• WORK INSTRUCTIONS
Look for the word "Risk" in the entries below, then copy every line that has it.
BEGIN
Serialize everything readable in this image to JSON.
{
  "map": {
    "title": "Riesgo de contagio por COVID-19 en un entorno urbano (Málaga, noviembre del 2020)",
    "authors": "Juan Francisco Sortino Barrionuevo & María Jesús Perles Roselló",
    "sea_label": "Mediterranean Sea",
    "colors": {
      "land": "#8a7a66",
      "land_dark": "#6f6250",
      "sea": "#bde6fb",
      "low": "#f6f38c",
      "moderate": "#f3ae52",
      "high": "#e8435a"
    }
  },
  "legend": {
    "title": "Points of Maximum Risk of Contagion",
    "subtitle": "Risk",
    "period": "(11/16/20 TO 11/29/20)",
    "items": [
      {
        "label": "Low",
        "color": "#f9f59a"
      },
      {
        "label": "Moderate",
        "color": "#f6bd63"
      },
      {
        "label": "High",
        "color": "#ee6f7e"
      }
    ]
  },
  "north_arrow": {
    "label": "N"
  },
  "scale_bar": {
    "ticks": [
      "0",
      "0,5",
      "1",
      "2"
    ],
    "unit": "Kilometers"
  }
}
END
• RESULT OF THE TASK
    "title": "Points of Maximum Risk of Contagion",
    "subtitle": "Risk",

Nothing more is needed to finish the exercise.